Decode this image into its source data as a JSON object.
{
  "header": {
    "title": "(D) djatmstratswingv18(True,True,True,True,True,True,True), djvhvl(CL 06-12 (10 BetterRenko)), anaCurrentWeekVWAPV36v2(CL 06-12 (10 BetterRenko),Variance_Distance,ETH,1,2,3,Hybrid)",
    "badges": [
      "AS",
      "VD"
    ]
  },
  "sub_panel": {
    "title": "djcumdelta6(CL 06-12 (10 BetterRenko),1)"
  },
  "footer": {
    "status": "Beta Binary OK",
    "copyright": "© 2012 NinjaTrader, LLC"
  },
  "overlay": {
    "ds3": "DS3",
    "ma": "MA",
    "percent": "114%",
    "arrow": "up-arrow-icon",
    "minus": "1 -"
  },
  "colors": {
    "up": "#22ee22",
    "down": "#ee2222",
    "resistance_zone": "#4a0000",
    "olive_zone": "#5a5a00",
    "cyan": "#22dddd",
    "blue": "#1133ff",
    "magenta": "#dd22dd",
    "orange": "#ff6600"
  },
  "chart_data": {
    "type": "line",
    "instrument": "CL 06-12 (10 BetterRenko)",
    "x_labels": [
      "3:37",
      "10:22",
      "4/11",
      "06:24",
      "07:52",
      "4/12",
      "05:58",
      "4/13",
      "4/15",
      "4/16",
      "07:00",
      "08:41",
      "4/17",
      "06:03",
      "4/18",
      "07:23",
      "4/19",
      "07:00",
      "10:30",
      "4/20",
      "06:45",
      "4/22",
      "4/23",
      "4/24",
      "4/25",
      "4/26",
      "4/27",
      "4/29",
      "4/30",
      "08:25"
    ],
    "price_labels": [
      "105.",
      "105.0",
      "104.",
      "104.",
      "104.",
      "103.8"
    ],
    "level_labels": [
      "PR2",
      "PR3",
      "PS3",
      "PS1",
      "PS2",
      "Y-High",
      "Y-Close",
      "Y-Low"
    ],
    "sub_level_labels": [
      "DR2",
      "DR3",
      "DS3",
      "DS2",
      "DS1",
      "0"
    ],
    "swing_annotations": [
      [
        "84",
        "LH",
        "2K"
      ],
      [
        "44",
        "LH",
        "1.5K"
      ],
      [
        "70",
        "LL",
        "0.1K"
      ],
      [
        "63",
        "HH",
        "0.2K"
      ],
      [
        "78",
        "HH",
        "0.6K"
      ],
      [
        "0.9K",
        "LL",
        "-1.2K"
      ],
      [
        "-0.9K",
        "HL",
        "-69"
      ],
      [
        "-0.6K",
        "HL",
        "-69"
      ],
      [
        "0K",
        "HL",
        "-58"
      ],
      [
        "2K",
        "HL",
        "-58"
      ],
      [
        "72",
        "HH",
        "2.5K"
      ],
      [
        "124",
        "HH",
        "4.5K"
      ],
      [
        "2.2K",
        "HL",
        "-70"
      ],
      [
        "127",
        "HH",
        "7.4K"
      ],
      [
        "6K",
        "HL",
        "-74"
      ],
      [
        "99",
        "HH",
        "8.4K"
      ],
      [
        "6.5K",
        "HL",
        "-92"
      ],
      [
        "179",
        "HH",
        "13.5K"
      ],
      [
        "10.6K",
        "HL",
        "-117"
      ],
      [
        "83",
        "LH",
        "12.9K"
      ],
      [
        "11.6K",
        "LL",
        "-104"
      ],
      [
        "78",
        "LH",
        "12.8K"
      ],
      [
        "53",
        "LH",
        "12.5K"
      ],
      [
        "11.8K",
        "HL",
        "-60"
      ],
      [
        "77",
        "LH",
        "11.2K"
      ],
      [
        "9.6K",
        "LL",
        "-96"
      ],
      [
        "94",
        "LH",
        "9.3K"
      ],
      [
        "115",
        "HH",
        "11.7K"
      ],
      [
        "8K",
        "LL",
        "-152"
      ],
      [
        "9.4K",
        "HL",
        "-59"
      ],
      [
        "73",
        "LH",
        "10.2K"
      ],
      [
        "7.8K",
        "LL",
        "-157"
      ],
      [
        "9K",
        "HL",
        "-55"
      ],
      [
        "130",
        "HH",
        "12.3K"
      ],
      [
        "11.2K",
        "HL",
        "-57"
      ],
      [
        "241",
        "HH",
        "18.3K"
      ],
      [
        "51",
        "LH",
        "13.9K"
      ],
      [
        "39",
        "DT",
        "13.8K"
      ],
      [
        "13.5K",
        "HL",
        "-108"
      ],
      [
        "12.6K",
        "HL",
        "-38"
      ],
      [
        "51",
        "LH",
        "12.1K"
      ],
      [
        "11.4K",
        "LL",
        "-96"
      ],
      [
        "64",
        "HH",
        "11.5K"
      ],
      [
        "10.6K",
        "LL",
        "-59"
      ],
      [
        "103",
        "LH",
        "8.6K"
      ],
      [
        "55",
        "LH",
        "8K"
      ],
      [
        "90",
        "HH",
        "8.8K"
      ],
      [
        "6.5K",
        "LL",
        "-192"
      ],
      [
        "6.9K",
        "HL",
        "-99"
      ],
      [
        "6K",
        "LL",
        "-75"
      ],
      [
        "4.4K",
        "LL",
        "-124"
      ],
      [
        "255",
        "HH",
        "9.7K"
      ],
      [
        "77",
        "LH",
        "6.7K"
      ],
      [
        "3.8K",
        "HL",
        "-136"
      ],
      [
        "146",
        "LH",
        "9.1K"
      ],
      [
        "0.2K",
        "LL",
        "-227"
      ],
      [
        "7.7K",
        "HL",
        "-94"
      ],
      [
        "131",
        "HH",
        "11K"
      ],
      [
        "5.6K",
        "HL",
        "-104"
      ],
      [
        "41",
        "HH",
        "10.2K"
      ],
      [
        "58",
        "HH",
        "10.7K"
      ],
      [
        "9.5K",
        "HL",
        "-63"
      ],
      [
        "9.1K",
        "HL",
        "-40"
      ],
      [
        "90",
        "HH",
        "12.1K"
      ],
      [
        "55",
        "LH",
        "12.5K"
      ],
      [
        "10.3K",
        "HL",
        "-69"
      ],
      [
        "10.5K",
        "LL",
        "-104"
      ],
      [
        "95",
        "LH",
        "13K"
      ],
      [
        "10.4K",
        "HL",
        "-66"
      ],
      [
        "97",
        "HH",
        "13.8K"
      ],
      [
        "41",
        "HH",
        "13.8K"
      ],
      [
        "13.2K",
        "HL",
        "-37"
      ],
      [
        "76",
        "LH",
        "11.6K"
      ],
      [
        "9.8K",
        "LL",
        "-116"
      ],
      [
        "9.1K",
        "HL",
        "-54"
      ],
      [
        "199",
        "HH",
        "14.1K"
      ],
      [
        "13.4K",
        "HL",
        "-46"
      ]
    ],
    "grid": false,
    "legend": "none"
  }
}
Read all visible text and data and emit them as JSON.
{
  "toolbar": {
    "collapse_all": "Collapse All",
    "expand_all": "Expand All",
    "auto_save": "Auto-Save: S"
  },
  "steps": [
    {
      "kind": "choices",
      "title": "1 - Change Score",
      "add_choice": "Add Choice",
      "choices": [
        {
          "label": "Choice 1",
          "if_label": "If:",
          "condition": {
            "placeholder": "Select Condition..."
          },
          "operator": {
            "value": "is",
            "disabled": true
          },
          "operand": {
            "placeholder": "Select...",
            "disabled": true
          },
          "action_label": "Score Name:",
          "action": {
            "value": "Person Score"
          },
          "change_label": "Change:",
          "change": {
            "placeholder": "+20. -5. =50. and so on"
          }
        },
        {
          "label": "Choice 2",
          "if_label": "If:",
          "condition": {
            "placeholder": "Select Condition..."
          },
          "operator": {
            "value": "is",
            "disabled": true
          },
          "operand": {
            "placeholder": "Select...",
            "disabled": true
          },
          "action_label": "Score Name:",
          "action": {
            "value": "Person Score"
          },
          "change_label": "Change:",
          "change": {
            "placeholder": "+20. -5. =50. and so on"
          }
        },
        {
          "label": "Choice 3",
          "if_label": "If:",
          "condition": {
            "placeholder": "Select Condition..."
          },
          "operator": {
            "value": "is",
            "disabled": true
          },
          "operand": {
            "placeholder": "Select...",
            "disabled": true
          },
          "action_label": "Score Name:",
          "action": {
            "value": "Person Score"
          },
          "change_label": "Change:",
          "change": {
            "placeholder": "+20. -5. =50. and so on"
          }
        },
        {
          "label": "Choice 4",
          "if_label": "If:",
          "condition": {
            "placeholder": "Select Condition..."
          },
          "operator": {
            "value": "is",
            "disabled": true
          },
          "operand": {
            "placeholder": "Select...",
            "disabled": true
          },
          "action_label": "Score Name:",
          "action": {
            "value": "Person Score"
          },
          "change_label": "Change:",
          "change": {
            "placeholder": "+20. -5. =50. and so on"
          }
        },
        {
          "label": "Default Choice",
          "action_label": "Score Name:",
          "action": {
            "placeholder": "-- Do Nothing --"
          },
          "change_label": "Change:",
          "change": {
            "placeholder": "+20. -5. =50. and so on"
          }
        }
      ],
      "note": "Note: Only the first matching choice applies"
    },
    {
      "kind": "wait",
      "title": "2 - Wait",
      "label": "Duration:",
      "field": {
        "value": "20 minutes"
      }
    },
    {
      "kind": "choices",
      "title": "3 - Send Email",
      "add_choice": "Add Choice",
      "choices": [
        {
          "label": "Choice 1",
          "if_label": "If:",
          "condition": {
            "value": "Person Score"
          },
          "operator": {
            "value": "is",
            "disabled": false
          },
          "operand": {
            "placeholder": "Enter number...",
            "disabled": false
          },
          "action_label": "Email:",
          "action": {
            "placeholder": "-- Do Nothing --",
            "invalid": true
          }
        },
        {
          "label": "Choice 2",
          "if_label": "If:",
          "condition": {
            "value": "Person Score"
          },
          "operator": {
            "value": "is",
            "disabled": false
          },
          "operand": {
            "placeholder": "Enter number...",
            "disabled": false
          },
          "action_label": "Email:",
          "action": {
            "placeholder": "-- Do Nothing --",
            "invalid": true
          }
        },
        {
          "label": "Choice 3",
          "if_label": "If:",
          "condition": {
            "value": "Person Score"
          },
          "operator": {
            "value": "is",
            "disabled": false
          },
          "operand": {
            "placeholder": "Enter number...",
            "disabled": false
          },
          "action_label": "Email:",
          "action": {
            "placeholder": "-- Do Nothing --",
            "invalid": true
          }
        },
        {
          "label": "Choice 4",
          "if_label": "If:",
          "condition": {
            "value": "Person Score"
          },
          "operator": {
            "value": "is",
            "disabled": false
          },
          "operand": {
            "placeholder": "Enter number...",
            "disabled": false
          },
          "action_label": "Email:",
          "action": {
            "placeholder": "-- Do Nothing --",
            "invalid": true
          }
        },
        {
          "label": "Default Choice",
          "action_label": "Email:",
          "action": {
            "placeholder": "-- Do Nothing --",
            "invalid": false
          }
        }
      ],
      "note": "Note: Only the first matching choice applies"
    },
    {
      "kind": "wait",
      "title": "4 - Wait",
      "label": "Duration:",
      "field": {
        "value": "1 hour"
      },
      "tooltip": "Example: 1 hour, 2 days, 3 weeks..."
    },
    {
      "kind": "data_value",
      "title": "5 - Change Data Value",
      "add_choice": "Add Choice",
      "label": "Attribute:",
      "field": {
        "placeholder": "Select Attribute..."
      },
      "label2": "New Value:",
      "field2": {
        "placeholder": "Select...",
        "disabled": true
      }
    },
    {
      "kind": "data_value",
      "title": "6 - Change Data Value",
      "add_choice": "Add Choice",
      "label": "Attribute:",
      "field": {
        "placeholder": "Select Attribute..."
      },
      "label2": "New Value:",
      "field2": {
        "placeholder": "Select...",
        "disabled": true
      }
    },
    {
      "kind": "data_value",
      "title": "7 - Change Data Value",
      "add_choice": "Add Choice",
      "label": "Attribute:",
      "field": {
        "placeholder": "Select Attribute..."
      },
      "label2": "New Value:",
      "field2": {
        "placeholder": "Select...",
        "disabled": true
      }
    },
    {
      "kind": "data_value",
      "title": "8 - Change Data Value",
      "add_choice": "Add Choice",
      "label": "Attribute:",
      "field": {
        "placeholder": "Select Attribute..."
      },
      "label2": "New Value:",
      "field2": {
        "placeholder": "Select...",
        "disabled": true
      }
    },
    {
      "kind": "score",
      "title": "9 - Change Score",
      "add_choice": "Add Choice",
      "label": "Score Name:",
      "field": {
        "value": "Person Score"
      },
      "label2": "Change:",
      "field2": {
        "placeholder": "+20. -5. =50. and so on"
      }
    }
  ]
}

*WHAT IS NEEDED*: Search the records for the string "JSON" and return every line in which it occurs.

*ANSWER TO THIS EXERCISE*:
Decode this image into its source data as a JSON object.
Read all visible text and data and emit them as JSON.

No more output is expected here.